● **TASK TO CARRY OUT**: Without including any pictures, write out all the entries exactly.

#### MATERIAL TO PROCESS ####

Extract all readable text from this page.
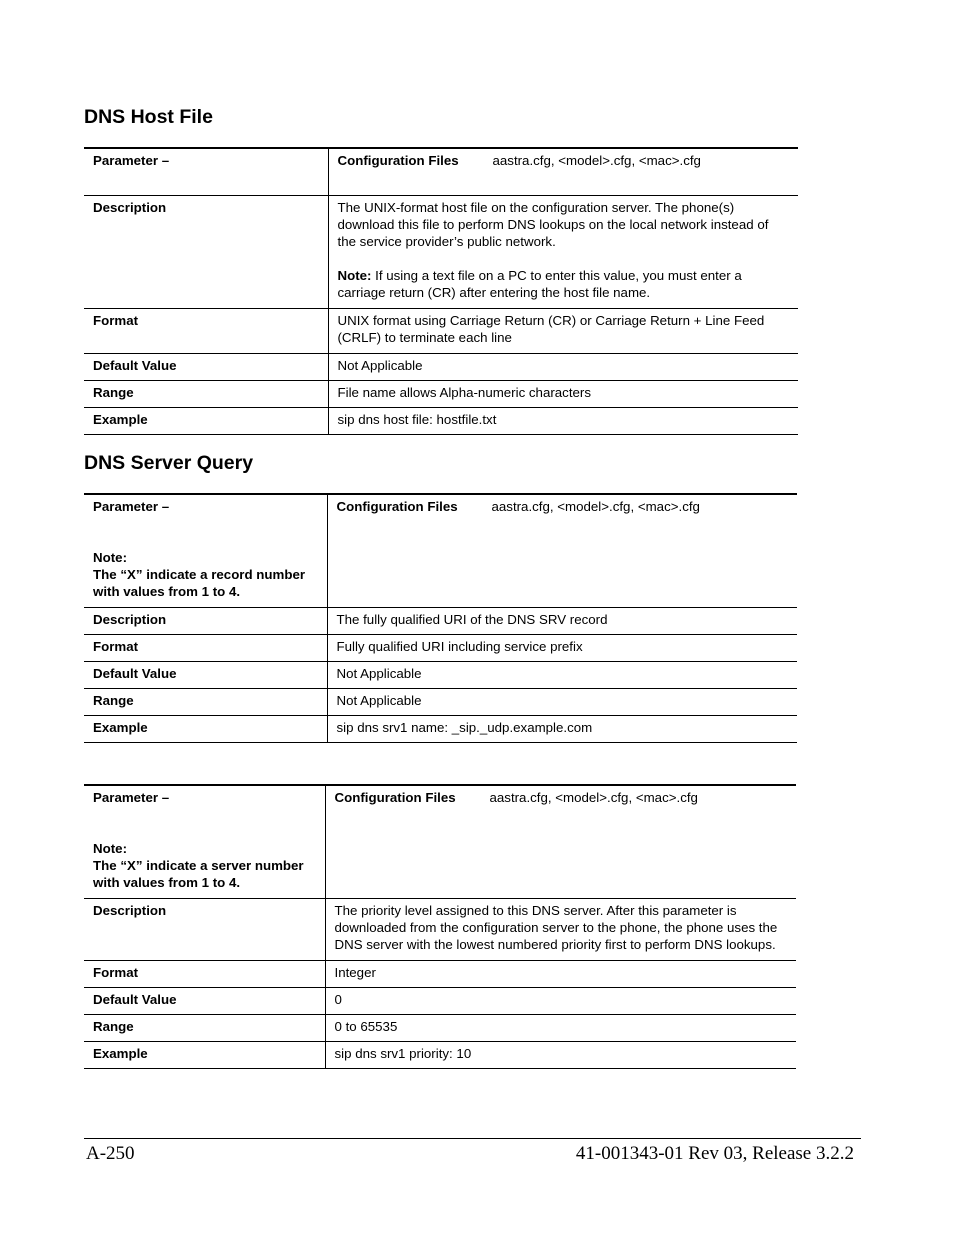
DNS Host File
Parameter –	Configuration Files aastra.cfg, <model>.cfg, <mac>.cfg
Description	The UNIX-format host file on the configuration server. The phone(s) download this file to perform DNS lookups on the local network instead of the service provider’s public network.
Note: If using a text file on a PC to enter this value, you must enter a carriage return (CR) after entering the host file name.
Format	UNIX format using Carriage Return (CR) or Carriage Return + Line Feed (CRLF) to terminate each line
Default Value	Not Applicable
Range	File name allows Alpha-numeric characters
Example	sip dns host file: hostfile.txt
DNS Server Query
Parameter –
Note:
The “X” indicate a record number with values from 1 to 4.	Configuration Files aastra.cfg, <model>.cfg, <mac>.cfg
Description	The fully qualified URI of the DNS SRV record
Format	Fully qualified URI including service prefix
Default Value	Not Applicable
Range	Not Applicable
Example	sip dns srv1 name: _sip._udp.example.com
Parameter –
Note:
The “X” indicate a server number with values from 1 to 4.	Configuration Files aastra.cfg, <model>.cfg, <mac>.cfg
Description	The priority level assigned to this DNS server. After this parameter is downloaded from the configuration server to the phone, the phone uses the DNS server with the lowest numbered priority first to perform DNS lookups.
Format	Integer
Default Value	0
Range	0 to 65535
Example	sip dns srv1 priority: 10
A-250	41-001343-01 Rev 03, Release 3.2.2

####

● **RESULT OF THIS TASK**:
Extract all readable text from this page.
DNS Host File
Parameter –	Configuration Files aastra.cfg, <model>.cfg, <mac>.cfg
Description	The UNIX-format host file on the configuration server. The phone(s) download this file to perform DNS lookups on the local network instead of the service provider’s public network.
Note: If using a text file on a PC to enter this value, you must enter a carriage return (CR) after entering the host file name.
Format	UNIX format using Carriage Return (CR) or Carriage Return + Line Feed (CRLF) to terminate each line
Default Value	Not Applicable
Range	File name allows Alpha-numeric characters
Example	sip dns host file: hostfile.txt
DNS Server Query
Parameter –
Note:
The “X” indicate a record number with values from 1 to 4.	Configuration Files aastra.cfg, <model>.cfg, <mac>.cfg
Description	The fully qualified URI of the DNS SRV record
Format	Fully qualified URI including service prefix
Default Value	Not Applicable
Range	Not Applicable
Example	sip dns srv1 name: _sip._udp.example.com
Parameter –
Note:
The “X” indicate a server number with values from 1 to 4.	Configuration Files aastra.cfg, <model>.cfg, <mac>.cfg
Description	The priority level assigned to this DNS server. After this parameter is downloaded from the configuration server to the phone, the phone uses the DNS server with the lowest numbered priority first to perform DNS lookups.
Format	Integer
Default Value	0
Range	0 to 65535
Example	sip dns srv1 priority: 10
A-250	41-001343-01 Rev 03, Release 3.2.2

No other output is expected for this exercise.